■ STATED TASK:
Copy the listing below in full and skip every picture.

■ SOURCE MATERIAL:
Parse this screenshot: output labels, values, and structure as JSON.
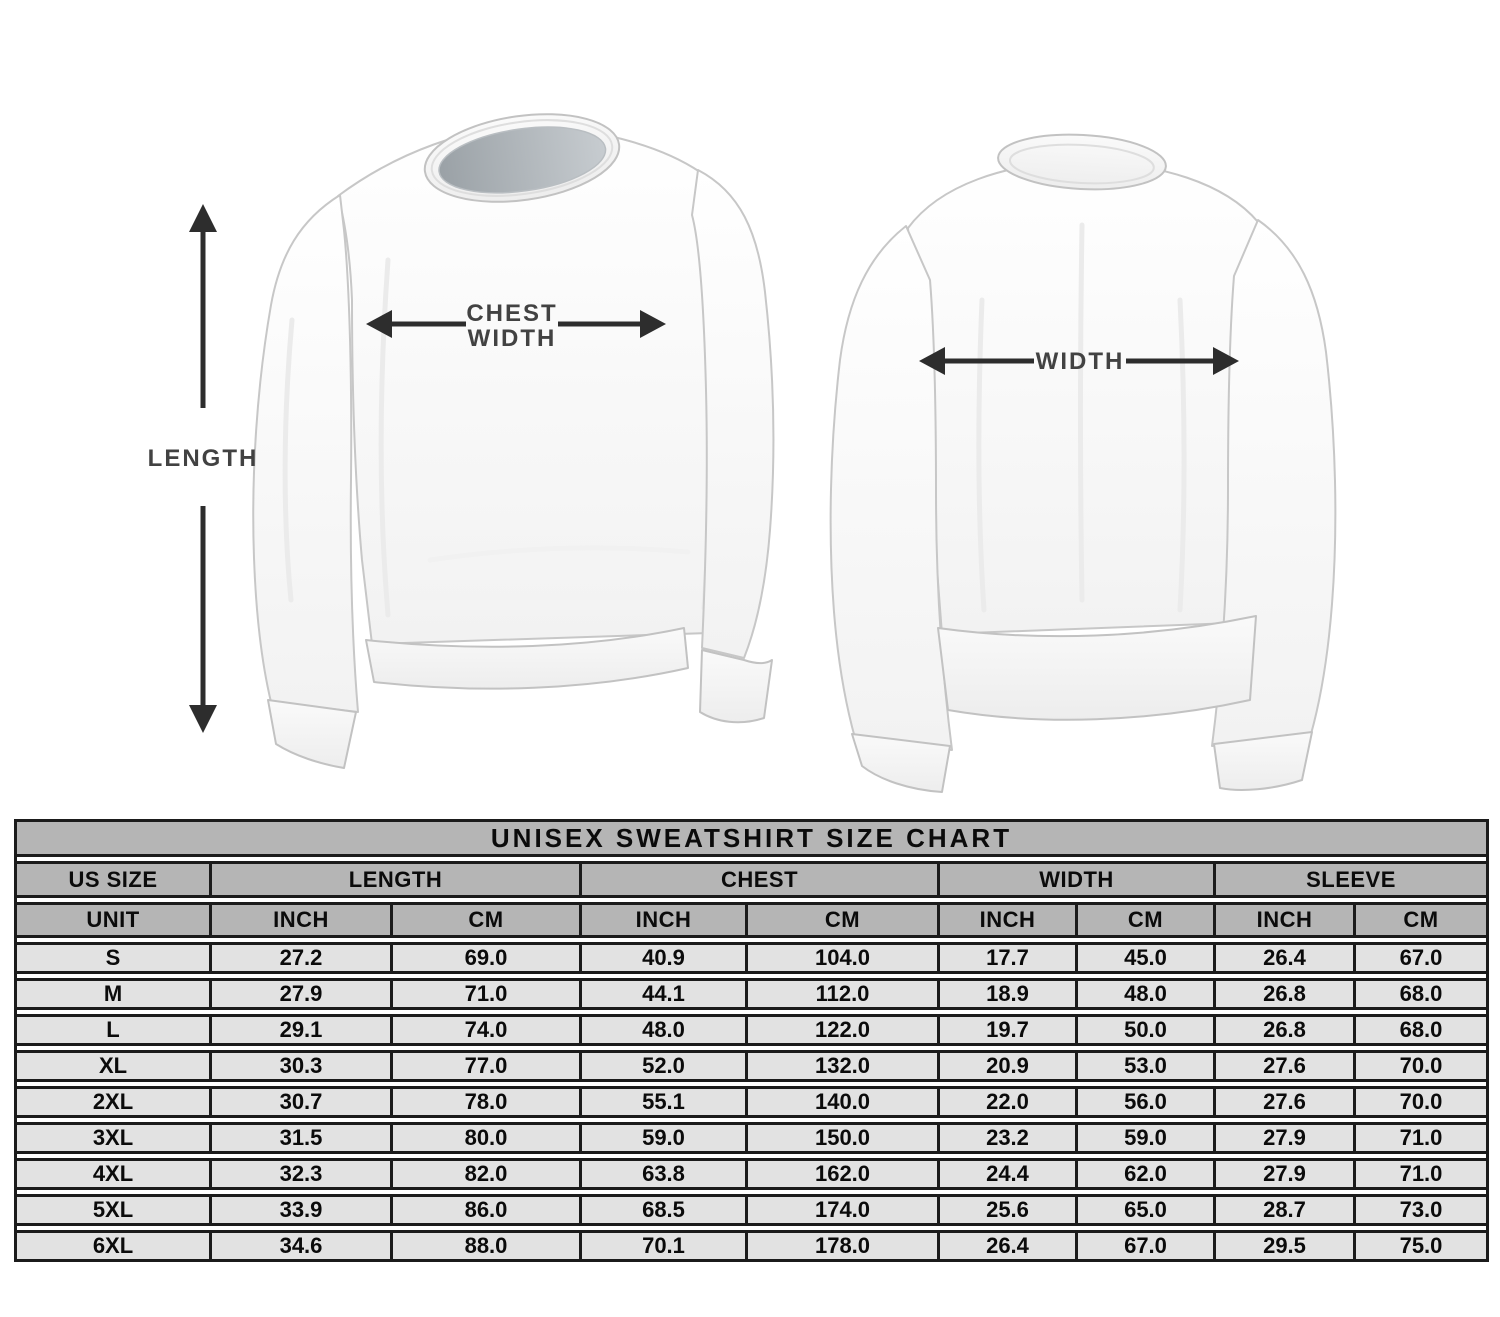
{
  "diagram": {
    "length_label": "LENGTH",
    "chest_width_label_line1": "CHEST",
    "chest_width_label_line2": "WIDTH",
    "back_width_label": "WIDTH",
    "arrow_color": "#2d2d2d",
    "label_color": "#424242"
  },
  "chart_data": {
    "type": "table",
    "title": "UNISEX SWEATSHIRT SIZE CHART",
    "header": {
      "size_column": "US SIZE",
      "groups": [
        "LENGTH",
        "CHEST",
        "WIDTH",
        "SLEEVE"
      ],
      "unit_label": "UNIT",
      "units": [
        "INCH",
        "CM",
        "INCH",
        "CM",
        "INCH",
        "CM",
        "INCH",
        "CM"
      ]
    },
    "rows": [
      {
        "size": "S",
        "length_inch": "27.2",
        "length_cm": "69.0",
        "chest_inch": "40.9",
        "chest_cm": "104.0",
        "width_inch": "17.7",
        "width_cm": "45.0",
        "sleeve_inch": "26.4",
        "sleeve_cm": "67.0"
      },
      {
        "size": "M",
        "length_inch": "27.9",
        "length_cm": "71.0",
        "chest_inch": "44.1",
        "chest_cm": "112.0",
        "width_inch": "18.9",
        "width_cm": "48.0",
        "sleeve_inch": "26.8",
        "sleeve_cm": "68.0"
      },
      {
        "size": "L",
        "length_inch": "29.1",
        "length_cm": "74.0",
        "chest_inch": "48.0",
        "chest_cm": "122.0",
        "width_inch": "19.7",
        "width_cm": "50.0",
        "sleeve_inch": "26.8",
        "sleeve_cm": "68.0"
      },
      {
        "size": "XL",
        "length_inch": "30.3",
        "length_cm": "77.0",
        "chest_inch": "52.0",
        "chest_cm": "132.0",
        "width_inch": "20.9",
        "width_cm": "53.0",
        "sleeve_inch": "27.6",
        "sleeve_cm": "70.0"
      },
      {
        "size": "2XL",
        "length_inch": "30.7",
        "length_cm": "78.0",
        "chest_inch": "55.1",
        "chest_cm": "140.0",
        "width_inch": "22.0",
        "width_cm": "56.0",
        "sleeve_inch": "27.6",
        "sleeve_cm": "70.0"
      },
      {
        "size": "3XL",
        "length_inch": "31.5",
        "length_cm": "80.0",
        "chest_inch": "59.0",
        "chest_cm": "150.0",
        "width_inch": "23.2",
        "width_cm": "59.0",
        "sleeve_inch": "27.9",
        "sleeve_cm": "71.0"
      },
      {
        "size": "4XL",
        "length_inch": "32.3",
        "length_cm": "82.0",
        "chest_inch": "63.8",
        "chest_cm": "162.0",
        "width_inch": "24.4",
        "width_cm": "62.0",
        "sleeve_inch": "27.9",
        "sleeve_cm": "71.0"
      },
      {
        "size": "5XL",
        "length_inch": "33.9",
        "length_cm": "86.0",
        "chest_inch": "68.5",
        "chest_cm": "174.0",
        "width_inch": "25.6",
        "width_cm": "65.0",
        "sleeve_inch": "28.7",
        "sleeve_cm": "73.0"
      },
      {
        "size": "6XL",
        "length_inch": "34.6",
        "length_cm": "88.0",
        "chest_inch": "70.1",
        "chest_cm": "178.0",
        "width_inch": "26.4",
        "width_cm": "67.0",
        "sleeve_inch": "29.5",
        "sleeve_cm": "75.0"
      }
    ],
    "colors": {
      "header_band": "#b5b5b5",
      "row_band": "#e2e2e2",
      "border": "#1b1b1b",
      "text": "#0b0b0b"
    }
  }
}
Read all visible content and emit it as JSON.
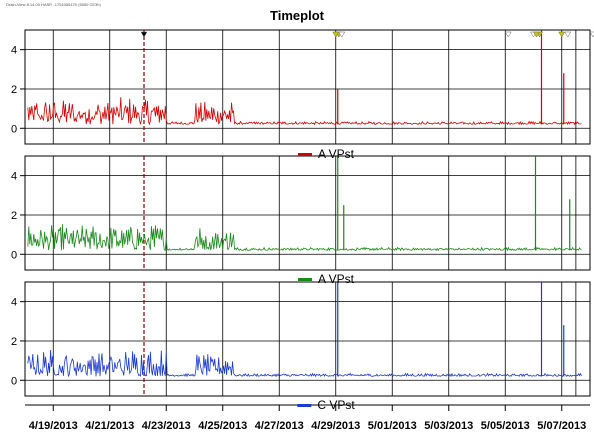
{
  "header": {
    "info_text": "Drain-View 8.14.00 HASP...1751055170 (5550 CE3h)"
  },
  "chart_data": {
    "type": "line",
    "title": "Timeplot",
    "x_ticks": [
      "4/19/2013",
      "4/21/2013",
      "4/23/2013",
      "4/25/2013",
      "4/27/2013",
      "4/29/2013",
      "5/01/2013",
      "5/03/2013",
      "5/05/2013",
      "5/07/2013"
    ],
    "x_range": [
      "4/18/2013",
      "5/08/2013"
    ],
    "y_ticks": [
      0,
      2,
      4
    ],
    "ylim": [
      -0.8,
      5
    ],
    "grid": true,
    "marker_line_date": "4/22/2013",
    "event_markers": [
      "4/22/2013",
      "4/29/2013",
      "4/29/2013",
      "4/29/2013",
      "5/05/2013",
      "5/06/2013",
      "5/06/2013",
      "5/06/2013",
      "5/07/2013",
      "5/07/2013",
      "5/08/2013"
    ],
    "series": [
      {
        "name": "A VPst",
        "color": "#d40000",
        "peaks": [
          {
            "date": "4/29/2013",
            "value": 2.0
          },
          {
            "date": "5/06/2013",
            "value": 5.0
          },
          {
            "date": "5/07/2013",
            "value": 2.8
          }
        ]
      },
      {
        "name": "A VPst",
        "color": "#1a8a1a",
        "peaks": [
          {
            "date": "4/29/2013",
            "value": 5.0
          },
          {
            "date": "4/29/2013",
            "value": 2.5
          },
          {
            "date": "5/06/2013",
            "value": 5.0
          },
          {
            "date": "5/07/2013",
            "value": 2.8
          }
        ]
      },
      {
        "name": "C VPst",
        "color": "#1a3ad4",
        "peaks": [
          {
            "date": "4/29/2013",
            "value": 5.0
          },
          {
            "date": "5/06/2013",
            "value": 5.0
          },
          {
            "date": "5/07/2013",
            "value": 2.8
          }
        ]
      }
    ]
  }
}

■ CORRECT OUTPUT:
Parse this screenshot: output labels, values, and structure as JSON.
{
  "diagram": {
    "length_label": "LENGTH",
    "chest_width_label_line1": "CHEST",
    "chest_width_label_line2": "WIDTH",
    "back_width_label": "WIDTH",
    "arrow_color": "#2d2d2d",
    "label_color": "#424242"
  },
  "chart_data": {
    "type": "table",
    "title": "UNISEX SWEATSHIRT SIZE CHART",
    "header": {
      "size_column": "US SIZE",
      "groups": [
        "LENGTH",
        "CHEST",
        "WIDTH",
        "SLEEVE"
      ],
      "unit_label": "UNIT",
      "units": [
        "INCH",
        "CM",
        "INCH",
        "CM",
        "INCH",
        "CM",
        "INCH",
        "CM"
      ]
    },
    "rows": [
      {
        "size": "S",
        "length_inch": "27.2",
        "length_cm": "69.0",
        "chest_inch": "40.9",
        "chest_cm": "104.0",
        "width_inch": "17.7",
        "width_cm": "45.0",
        "sleeve_inch": "26.4",
        "sleeve_cm": "67.0"
      },
      {
        "size": "M",
        "length_inch": "27.9",
        "length_cm": "71.0",
        "chest_inch": "44.1",
        "chest_cm": "112.0",
        "width_inch": "18.9",
        "width_cm": "48.0",
        "sleeve_inch": "26.8",
        "sleeve_cm": "68.0"
      },
      {
        "size": "L",
        "length_inch": "29.1",
        "length_cm": "74.0",
        "chest_inch": "48.0",
        "chest_cm": "122.0",
        "width_inch": "19.7",
        "width_cm": "50.0",
        "sleeve_inch": "26.8",
        "sleeve_cm": "68.0"
      },
      {
        "size": "XL",
        "length_inch": "30.3",
        "length_cm": "77.0",
        "chest_inch": "52.0",
        "chest_cm": "132.0",
        "width_inch": "20.9",
        "width_cm": "53.0",
        "sleeve_inch": "27.6",
        "sleeve_cm": "70.0"
      },
      {
        "size": "2XL",
        "length_inch": "30.7",
        "length_cm": "78.0",
        "chest_inch": "55.1",
        "chest_cm": "140.0",
        "width_inch": "22.0",
        "width_cm": "56.0",
        "sleeve_inch": "27.6",
        "sleeve_cm": "70.0"
      },
      {
        "size": "3XL",
        "length_inch": "31.5",
        "length_cm": "80.0",
        "chest_inch": "59.0",
        "chest_cm": "150.0",
        "width_inch": "23.2",
        "width_cm": "59.0",
        "sleeve_inch": "27.9",
        "sleeve_cm": "71.0"
      },
      {
        "size": "4XL",
        "length_inch": "32.3",
        "length_cm": "82.0",
        "chest_inch": "63.8",
        "chest_cm": "162.0",
        "width_inch": "24.4",
        "width_cm": "62.0",
        "sleeve_inch": "27.9",
        "sleeve_cm": "71.0"
      },
      {
        "size": "5XL",
        "length_inch": "33.9",
        "length_cm": "86.0",
        "chest_inch": "68.5",
        "chest_cm": "174.0",
        "width_inch": "25.6",
        "width_cm": "65.0",
        "sleeve_inch": "28.7",
        "sleeve_cm": "73.0"
      },
      {
        "size": "6XL",
        "length_inch": "34.6",
        "length_cm": "88.0",
        "chest_inch": "70.1",
        "chest_cm": "178.0",
        "width_inch": "26.4",
        "width_cm": "67.0",
        "sleeve_inch": "29.5",
        "sleeve_cm": "75.0"
      }
    ],
    "colors": {
      "header_band": "#b5b5b5",
      "row_band": "#e2e2e2",
      "border": "#1b1b1b",
      "text": "#0b0b0b"
    }
  }
}
Read all visible content and emit it as JSON.
{
  "header": {
    "info_text": "Drain-View 8.14.00 HASP...1751055170 (5550 CE3h)"
  },
  "chart_data": {
    "type": "line",
    "title": "Timeplot",
    "x_ticks": [
      "4/19/2013",
      "4/21/2013",
      "4/23/2013",
      "4/25/2013",
      "4/27/2013",
      "4/29/2013",
      "5/01/2013",
      "5/03/2013",
      "5/05/2013",
      "5/07/2013"
    ],
    "x_range": [
      "4/18/2013",
      "5/08/2013"
    ],
    "y_ticks": [
      0,
      2,
      4
    ],
    "ylim": [
      -0.8,
      5
    ],
    "grid": true,
    "marker_line_date": "4/22/2013",
    "event_markers": [
      "4/22/2013",
      "4/29/2013",
      "4/29/2013",
      "4/29/2013",
      "5/05/2013",
      "5/06/2013",
      "5/06/2013",
      "5/06/2013",
      "5/07/2013",
      "5/07/2013",
      "5/08/2013"
    ],
    "series": [
      {
        "name": "A VPst",
        "color": "#d40000",
        "peaks": [
          {
            "date": "4/29/2013",
            "value": 2.0
          },
          {
            "date": "5/06/2013",
            "value": 5.0
          },
          {
            "date": "5/07/2013",
            "value": 2.8
          }
        ]
      },
      {
        "name": "A VPst",
        "color": "#1a8a1a",
        "peaks": [
          {
            "date": "4/29/2013",
            "value": 5.0
          },
          {
            "date": "4/29/2013",
            "value": 2.5
          },
          {
            "date": "5/06/2013",
            "value": 5.0
          },
          {
            "date": "5/07/2013",
            "value": 2.8
          }
        ]
      },
      {
        "name": "C VPst",
        "color": "#1a3ad4",
        "peaks": [
          {
            "date": "4/29/2013",
            "value": 5.0
          },
          {
            "date": "5/06/2013",
            "value": 5.0
          },
          {
            "date": "5/07/2013",
            "value": 2.8
          }
        ]
      }
    ]
  }
}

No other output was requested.